# What the exercise asks
Give all of the records again. Match them exactly.

Dataset entries
"""
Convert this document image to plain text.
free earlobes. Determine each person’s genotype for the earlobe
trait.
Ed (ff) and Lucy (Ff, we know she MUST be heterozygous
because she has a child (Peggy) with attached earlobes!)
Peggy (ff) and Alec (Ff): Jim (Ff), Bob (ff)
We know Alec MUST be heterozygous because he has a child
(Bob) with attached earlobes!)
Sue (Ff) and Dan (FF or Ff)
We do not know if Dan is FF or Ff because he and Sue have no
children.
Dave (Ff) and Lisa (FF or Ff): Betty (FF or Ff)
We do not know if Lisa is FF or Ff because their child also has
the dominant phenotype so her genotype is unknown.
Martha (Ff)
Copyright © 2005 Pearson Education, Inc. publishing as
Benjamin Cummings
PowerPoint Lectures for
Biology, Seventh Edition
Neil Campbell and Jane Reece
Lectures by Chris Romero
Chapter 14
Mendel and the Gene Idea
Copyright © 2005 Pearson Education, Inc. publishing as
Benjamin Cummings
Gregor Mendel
"""
# Completed exercise
Convert this document image to plain text.
free earlobes. Determine each person’s genotype for the earlobe
trait.
Ed (ff) and Lucy (Ff, we know she MUST be heterozygous
because she has a child (Peggy) with attached earlobes!)
Peggy (ff) and Alec (Ff): Jim (Ff), Bob (ff)
We know Alec MUST be heterozygous because he has a child
(Bob) with attached earlobes!)
Sue (Ff) and Dan (FF or Ff)
We do not know if Dan is FF or Ff because he and Sue have no
children.
Dave (Ff) and Lisa (FF or Ff): Betty (FF or Ff)
We do not know if Lisa is FF or Ff because their child also has
the dominant phenotype so her genotype is unknown.
Martha (Ff)
Copyright © 2005 Pearson Education, Inc. publishing as
Benjamin Cummings
PowerPoint Lectures for
Biology, Seventh Edition
Neil Campbell and Jane Reece
Lectures by Chris Romero
Chapter 14
Mendel and the Gene Idea
Copyright © 2005 Pearson Education, Inc. publishing as
Benjamin Cummings
Gregor Mendel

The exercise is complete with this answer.